> **Records from a data source**
++++

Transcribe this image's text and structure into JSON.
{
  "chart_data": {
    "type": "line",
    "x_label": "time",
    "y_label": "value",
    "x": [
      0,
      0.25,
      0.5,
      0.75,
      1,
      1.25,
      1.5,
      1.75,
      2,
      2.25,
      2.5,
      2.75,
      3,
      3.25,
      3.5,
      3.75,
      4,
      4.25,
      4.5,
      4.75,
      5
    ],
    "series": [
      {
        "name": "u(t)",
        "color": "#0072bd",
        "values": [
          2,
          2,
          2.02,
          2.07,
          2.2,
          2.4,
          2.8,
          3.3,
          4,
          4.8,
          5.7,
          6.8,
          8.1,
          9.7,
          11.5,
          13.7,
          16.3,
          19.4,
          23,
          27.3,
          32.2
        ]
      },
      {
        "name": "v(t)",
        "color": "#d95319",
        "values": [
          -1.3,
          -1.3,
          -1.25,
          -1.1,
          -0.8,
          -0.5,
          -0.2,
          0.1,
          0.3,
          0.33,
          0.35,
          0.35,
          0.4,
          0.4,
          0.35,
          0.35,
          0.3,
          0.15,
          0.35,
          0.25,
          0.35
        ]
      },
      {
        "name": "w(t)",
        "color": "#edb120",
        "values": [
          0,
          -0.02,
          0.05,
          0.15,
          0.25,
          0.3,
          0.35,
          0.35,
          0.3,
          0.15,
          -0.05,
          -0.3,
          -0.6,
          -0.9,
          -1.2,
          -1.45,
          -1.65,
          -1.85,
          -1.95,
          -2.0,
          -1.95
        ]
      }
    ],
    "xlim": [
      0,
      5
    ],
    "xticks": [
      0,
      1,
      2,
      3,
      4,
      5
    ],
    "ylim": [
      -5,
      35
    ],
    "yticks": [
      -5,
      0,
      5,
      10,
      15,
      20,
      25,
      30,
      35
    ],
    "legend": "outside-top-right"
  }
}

++++

> **TASK TO COMPLETE**
Give nothing but the count of lines in the listing above that hold the string "color".

> **RESULT OF THE TASK**
3